Problem
Copy each record exactly as it reads, leaving out any pictures it holds.
+++ Data to process +++
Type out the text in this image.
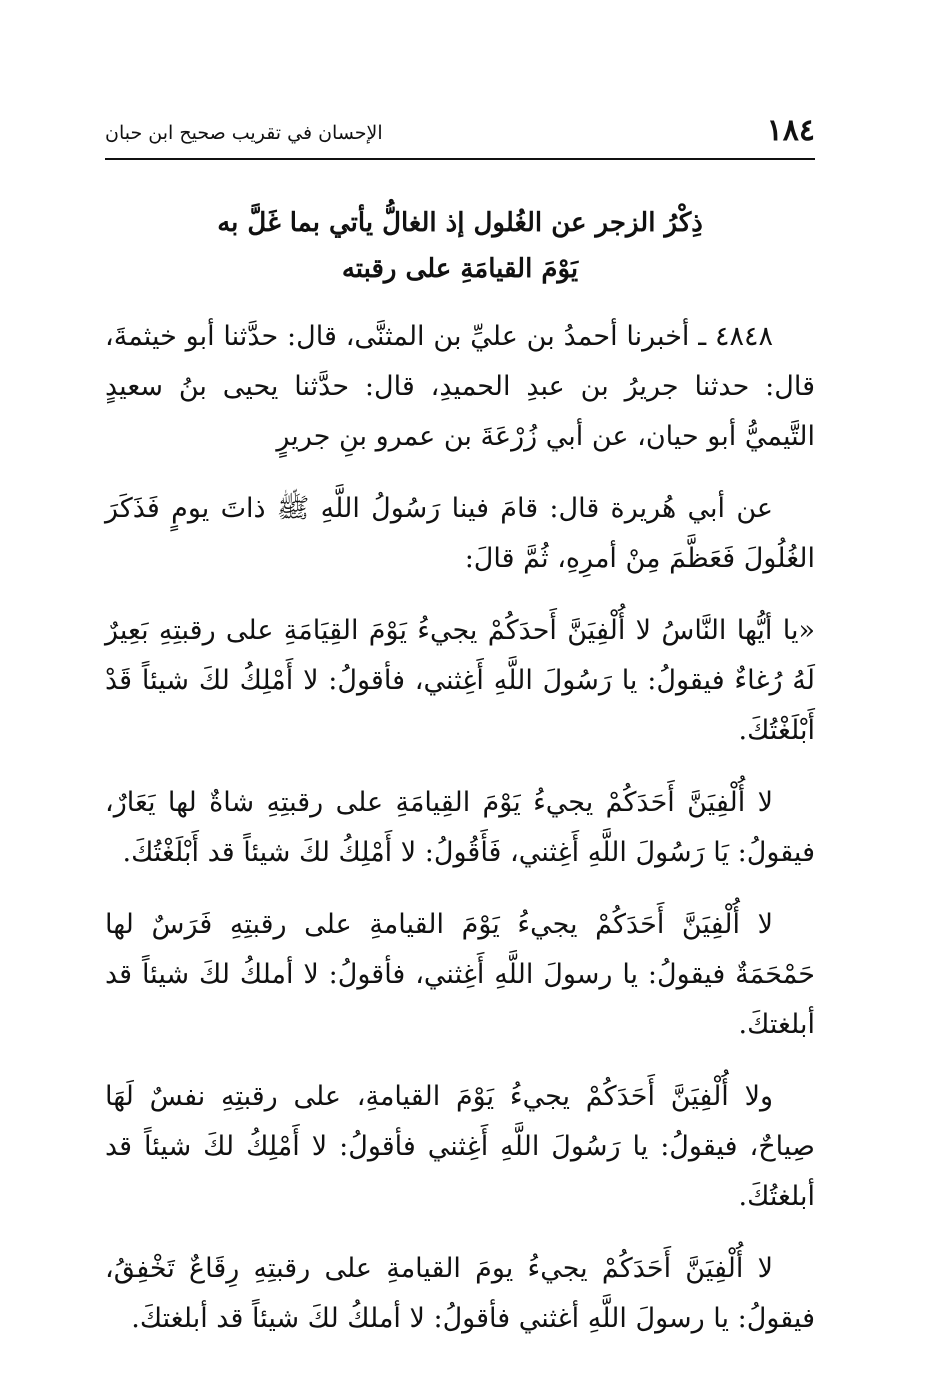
١٨٤
الإحسان في تقريب صحيح ابن حبان
ذِكْرُ الزجر عن الغُلول إذ الغالُّ يأتي بما غَلَّ به
يَوْمَ القيامَةِ على رقبته

٤٨٤٨ ـ أخبرنا أحمدُ بن عليِّ بن المثنَّى، قال: حدَّثنا أبو خيثمةَ، قال: حدثنا جريرُ بن عبدِ الحميدِ، قال: حدَّثنا يحيى بنُ سعيدٍ التَّيميُّ أبو حيان، عن أبي زُرْعَةَ بن عمرو بنِ جريرٍ

عن أبي هُريرة قال: قامَ فينا رَسُولُ اللَّهِ ﷺ ذاتَ يومٍ فَذَكَرَ الغُلُولَ فَعَظَّمَ مِنْ أمرِهِ، ثُمَّ قالَ:

«يا أيُّها النَّاسُ لا أُلْفِيَنَّ أَحدَكُمْ يجيءُ يَوْمَ القِيَامَةِ على رقبتِهِ بَعِيرٌ لَهُ رُغاءٌ فيقولُ: يا رَسُولَ اللَّهِ أَغِثني، فأقولُ: لا أَمْلِكُ لكَ شيئاً قَدْ أَبْلَغْتُكَ.

لا أُلْفِيَنَّ أَحَدَكُمْ يجيءُ يَوْمَ القِيامَةِ على رقبتِهِ شاةٌ لها يَعَارٌ، فيقولُ: يَا رَسُولَ اللَّهِ أَغِثني، فَأَقُولُ: لا أَمْلِكُ لكَ شيئاً قد أَبْلَغْتُكَ.

لا أُلْفِيَنَّ أَحَدَكُمْ يجيءُ يَوْمَ القيامةِ على رقبتِهِ فَرَسٌ لها حَمْحَمَةٌ فيقولُ: يا رسولَ اللَّهِ أَغِثني، فأقولُ: لا أملكُ لكَ شيئاً قد أبلغتكَ.

ولا أُلْفِيَنَّ أَحَدَكُمْ يجيءُ يَوْمَ القيامةِ، على رقبتِهِ نفسٌ لَهَا صِياحٌ، فيقولُ: يا رَسُولَ اللَّهِ أَغِثني فأقولُ: لا أَمْلِكُ لكَ شيئاً قد أبلغتُكَ.

لا أُلْفِيَنَّ أَحَدَكُمْ يجيءُ يومَ القيامةِ على رقبتِهِ رِقَاعٌ تَخْفِقُ، فيقولُ: يا رسولَ اللَّهِ أغثني فأقولُ: لا أملكُ لكَ شيئاً قد أبلغتكَ.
+++
Result
Type out the text in this image.
١٨٤
الإحسان في تقريب صحيح ابن حبان
ذِكْرُ الزجر عن الغُلول إذ الغالُّ يأتي بما غَلَّ به
يَوْمَ القيامَةِ على رقبته

٤٨٤٨ ـ أخبرنا أحمدُ بن عليِّ بن المثنَّى، قال: حدَّثنا أبو خيثمةَ، قال: حدثنا جريرُ بن عبدِ الحميدِ، قال: حدَّثنا يحيى بنُ سعيدٍ التَّيميُّ أبو حيان، عن أبي زُرْعَةَ بن عمرو بنِ جريرٍ

عن أبي هُريرة قال: قامَ فينا رَسُولُ اللَّهِ ﷺ ذاتَ يومٍ فَذَكَرَ الغُلُولَ فَعَظَّمَ مِنْ أمرِهِ، ثُمَّ قالَ:

«يا أيُّها النَّاسُ لا أُلْفِيَنَّ أَحدَكُمْ يجيءُ يَوْمَ القِيَامَةِ على رقبتِهِ بَعِيرٌ لَهُ رُغاءٌ فيقولُ: يا رَسُولَ اللَّهِ أَغِثني، فأقولُ: لا أَمْلِكُ لكَ شيئاً قَدْ أَبْلَغْتُكَ.

لا أُلْفِيَنَّ أَحَدَكُمْ يجيءُ يَوْمَ القِيامَةِ على رقبتِهِ شاةٌ لها يَعَارٌ، فيقولُ: يَا رَسُولَ اللَّهِ أَغِثني، فَأَقُولُ: لا أَمْلِكُ لكَ شيئاً قد أَبْلَغْتُكَ.

لا أُلْفِيَنَّ أَحَدَكُمْ يجيءُ يَوْمَ القيامةِ على رقبتِهِ فَرَسٌ لها حَمْحَمَةٌ فيقولُ: يا رسولَ اللَّهِ أَغِثني، فأقولُ: لا أملكُ لكَ شيئاً قد أبلغتكَ.

ولا أُلْفِيَنَّ أَحَدَكُمْ يجيءُ يَوْمَ القيامةِ، على رقبتِهِ نفسٌ لَهَا صِياحٌ، فيقولُ: يا رَسُولَ اللَّهِ أَغِثني فأقولُ: لا أَمْلِكُ لكَ شيئاً قد أبلغتُكَ.

لا أُلْفِيَنَّ أَحَدَكُمْ يجيءُ يومَ القيامةِ على رقبتِهِ رِقَاعٌ تَخْفِقُ، فيقولُ: يا رسولَ اللَّهِ أغثني فأقولُ: لا أملكُ لكَ شيئاً قد أبلغتكَ.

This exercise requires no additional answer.